▶ **Records for this exercise**
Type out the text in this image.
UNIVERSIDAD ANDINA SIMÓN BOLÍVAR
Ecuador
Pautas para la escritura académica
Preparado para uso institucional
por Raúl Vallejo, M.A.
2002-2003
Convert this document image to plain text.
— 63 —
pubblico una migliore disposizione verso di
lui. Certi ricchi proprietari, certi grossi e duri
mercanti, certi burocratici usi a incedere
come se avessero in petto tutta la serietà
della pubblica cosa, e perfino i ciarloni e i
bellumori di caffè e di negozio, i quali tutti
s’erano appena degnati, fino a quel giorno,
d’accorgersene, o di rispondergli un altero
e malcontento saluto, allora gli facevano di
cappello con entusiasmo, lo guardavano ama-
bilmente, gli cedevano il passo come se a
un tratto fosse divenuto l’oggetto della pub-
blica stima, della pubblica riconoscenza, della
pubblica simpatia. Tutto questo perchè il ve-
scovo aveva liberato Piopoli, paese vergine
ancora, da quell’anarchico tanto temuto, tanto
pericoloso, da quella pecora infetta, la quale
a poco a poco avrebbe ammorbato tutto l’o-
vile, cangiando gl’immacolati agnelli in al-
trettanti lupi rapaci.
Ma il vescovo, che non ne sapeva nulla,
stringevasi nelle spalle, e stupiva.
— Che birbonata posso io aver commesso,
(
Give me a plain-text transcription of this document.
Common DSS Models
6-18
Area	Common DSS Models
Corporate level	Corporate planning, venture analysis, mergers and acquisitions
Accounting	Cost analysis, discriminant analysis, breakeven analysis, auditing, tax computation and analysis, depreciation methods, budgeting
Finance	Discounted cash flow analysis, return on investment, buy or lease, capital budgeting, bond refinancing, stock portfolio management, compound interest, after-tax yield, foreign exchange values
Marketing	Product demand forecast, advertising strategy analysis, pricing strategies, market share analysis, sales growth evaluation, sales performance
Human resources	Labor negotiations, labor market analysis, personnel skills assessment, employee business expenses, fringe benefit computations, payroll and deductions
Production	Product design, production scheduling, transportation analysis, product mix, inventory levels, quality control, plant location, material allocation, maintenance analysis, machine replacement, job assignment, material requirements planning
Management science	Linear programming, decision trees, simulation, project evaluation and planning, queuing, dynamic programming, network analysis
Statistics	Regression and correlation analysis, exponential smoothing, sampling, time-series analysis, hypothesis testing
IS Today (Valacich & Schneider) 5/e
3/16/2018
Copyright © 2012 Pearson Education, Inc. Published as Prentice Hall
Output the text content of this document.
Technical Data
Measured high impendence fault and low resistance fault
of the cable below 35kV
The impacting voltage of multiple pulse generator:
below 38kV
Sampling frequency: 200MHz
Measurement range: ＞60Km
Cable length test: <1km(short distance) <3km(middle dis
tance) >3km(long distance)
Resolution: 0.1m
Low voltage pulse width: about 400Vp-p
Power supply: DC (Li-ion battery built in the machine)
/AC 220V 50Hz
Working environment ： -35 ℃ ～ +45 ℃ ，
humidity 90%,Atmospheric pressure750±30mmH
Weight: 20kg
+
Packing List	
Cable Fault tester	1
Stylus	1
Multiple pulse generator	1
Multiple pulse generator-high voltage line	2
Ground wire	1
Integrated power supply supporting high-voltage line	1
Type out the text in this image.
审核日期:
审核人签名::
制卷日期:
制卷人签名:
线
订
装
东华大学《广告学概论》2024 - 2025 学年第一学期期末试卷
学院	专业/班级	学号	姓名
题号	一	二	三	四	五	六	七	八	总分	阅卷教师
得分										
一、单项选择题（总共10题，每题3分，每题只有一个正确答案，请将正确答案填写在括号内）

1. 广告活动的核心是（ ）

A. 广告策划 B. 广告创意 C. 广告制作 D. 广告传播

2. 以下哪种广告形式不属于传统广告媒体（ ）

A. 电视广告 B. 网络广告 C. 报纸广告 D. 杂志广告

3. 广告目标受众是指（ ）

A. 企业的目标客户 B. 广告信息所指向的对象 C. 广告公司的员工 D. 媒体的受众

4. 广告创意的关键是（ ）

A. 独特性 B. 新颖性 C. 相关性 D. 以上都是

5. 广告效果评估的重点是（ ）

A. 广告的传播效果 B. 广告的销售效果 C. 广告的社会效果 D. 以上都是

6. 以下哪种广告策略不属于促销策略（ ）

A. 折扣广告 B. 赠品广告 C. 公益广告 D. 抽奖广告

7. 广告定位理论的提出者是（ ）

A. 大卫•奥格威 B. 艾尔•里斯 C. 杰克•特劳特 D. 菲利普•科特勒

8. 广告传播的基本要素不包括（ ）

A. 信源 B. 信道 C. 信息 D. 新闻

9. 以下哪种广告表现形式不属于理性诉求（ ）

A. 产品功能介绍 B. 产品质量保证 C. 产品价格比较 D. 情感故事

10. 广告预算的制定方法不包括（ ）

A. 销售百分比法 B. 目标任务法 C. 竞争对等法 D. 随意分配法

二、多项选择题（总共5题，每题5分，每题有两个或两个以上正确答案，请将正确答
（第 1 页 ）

▶ **Stated task**
Return every entry verbatim.

▶ **Answer to the task**
Type out the text in this image.
UNIVERSIDAD ANDINA SIMÓN BOLÍVAR
Ecuador
Pautas para la escritura académica
Preparado para uso institucional
por Raúl Vallejo, M.A.
2002-2003
Convert this document image to plain text.
— 63 —
pubblico una migliore disposizione verso di
lui. Certi ricchi proprietari, certi grossi e duri
mercanti, certi burocratici usi a incedere
come se avessero in petto tutta la serietà
della pubblica cosa, e perfino i ciarloni e i
bellumori di caffè e di negozio, i quali tutti
s’erano appena degnati, fino a quel giorno,
d’accorgersene, o di rispondergli un altero
e malcontento saluto, allora gli facevano di
cappello con entusiasmo, lo guardavano ama-
bilmente, gli cedevano il passo come se a
un tratto fosse divenuto l’oggetto della pub-
blica stima, della pubblica riconoscenza, della
pubblica simpatia. Tutto questo perchè il ve-
scovo aveva liberato Piopoli, paese vergine
ancora, da quell’anarchico tanto temuto, tanto
pericoloso, da quella pecora infetta, la quale
a poco a poco avrebbe ammorbato tutto l’o-
vile, cangiando gl’immacolati agnelli in al-
trettanti lupi rapaci.
Ma il vescovo, che non ne sapeva nulla,
stringevasi nelle spalle, e stupiva.
— Che birbonata posso io aver commesso,
(
Give me a plain-text transcription of this document.
Common DSS Models
6-18
Area	Common DSS Models
Corporate level	Corporate planning, venture analysis, mergers and acquisitions
Accounting	Cost analysis, discriminant analysis, breakeven analysis, auditing, tax computation and analysis, depreciation methods, budgeting
Finance	Discounted cash flow analysis, return on investment, buy or lease, capital budgeting, bond refinancing, stock portfolio management, compound interest, after-tax yield, foreign exchange values
Marketing	Product demand forecast, advertising strategy analysis, pricing strategies, market share analysis, sales growth evaluation, sales performance
Human resources	Labor negotiations, labor market analysis, personnel skills assessment, employee business expenses, fringe benefit computations, payroll and deductions
Production	Product design, production scheduling, transportation analysis, product mix, inventory levels, quality control, plant location, material allocation, maintenance analysis, machine replacement, job assignment, material requirements planning
Management science	Linear programming, decision trees, simulation, project evaluation and planning, queuing, dynamic programming, network analysis
Statistics	Regression and correlation analysis, exponential smoothing, sampling, time-series analysis, hypothesis testing
IS Today (Valacich & Schneider) 5/e
3/16/2018
Copyright © 2012 Pearson Education, Inc. Published as Prentice Hall
Output the text content of this document.
Technical Data
Measured high impendence fault and low resistance fault
of the cable below 35kV
The impacting voltage of multiple pulse generator:
below 38kV
Sampling frequency: 200MHz
Measurement range: ＞60Km
Cable length test: <1km(short distance) <3km(middle dis
tance) >3km(long distance)
Resolution: 0.1m
Low voltage pulse width: about 400Vp-p
Power supply: DC (Li-ion battery built in the machine)
/AC 220V 50Hz
Working environment ： -35 ℃ ～ +45 ℃ ，
humidity 90%,Atmospheric pressure750±30mmH
Weight: 20kg
+
Packing List	
Cable Fault tester	1
Stylus	1
Multiple pulse generator	1
Multiple pulse generator-high voltage line	2
Ground wire	1
Integrated power supply supporting high-voltage line	1
Type out the text in this image.
审核日期:
审核人签名::
制卷日期:
制卷人签名:
线
订
装
东华大学《广告学概论》2024 - 2025 学年第一学期期末试卷
学院	专业/班级	学号	姓名
题号	一	二	三	四	五	六	七	八	总分	阅卷教师
得分										
一、单项选择题（总共10题，每题3分，每题只有一个正确答案，请将正确答案填写在括号内）

1. 广告活动的核心是（ ）

A. 广告策划 B. 广告创意 C. 广告制作 D. 广告传播

2. 以下哪种广告形式不属于传统广告媒体（ ）

A. 电视广告 B. 网络广告 C. 报纸广告 D. 杂志广告

3. 广告目标受众是指（ ）

A. 企业的目标客户 B. 广告信息所指向的对象 C. 广告公司的员工 D. 媒体的受众

4. 广告创意的关键是（ ）

A. 独特性 B. 新颖性 C. 相关性 D. 以上都是

5. 广告效果评估的重点是（ ）

A. 广告的传播效果 B. 广告的销售效果 C. 广告的社会效果 D. 以上都是

6. 以下哪种广告策略不属于促销策略（ ）

A. 折扣广告 B. 赠品广告 C. 公益广告 D. 抽奖广告

7. 广告定位理论的提出者是（ ）

A. 大卫•奥格威 B. 艾尔•里斯 C. 杰克•特劳特 D. 菲利普•科特勒

8. 广告传播的基本要素不包括（ ）

A. 信源 B. 信道 C. 信息 D. 新闻

9. 以下哪种广告表现形式不属于理性诉求（ ）

A. 产品功能介绍 B. 产品质量保证 C. 产品价格比较 D. 情感故事

10. 广告预算的制定方法不包括（ ）

A. 销售百分比法 B. 目标任务法 C. 竞争对等法 D. 随意分配法

二、多项选择题（总共5题，每题5分，每题有两个或两个以上正确答案，请将正确答
（第 1 页 ）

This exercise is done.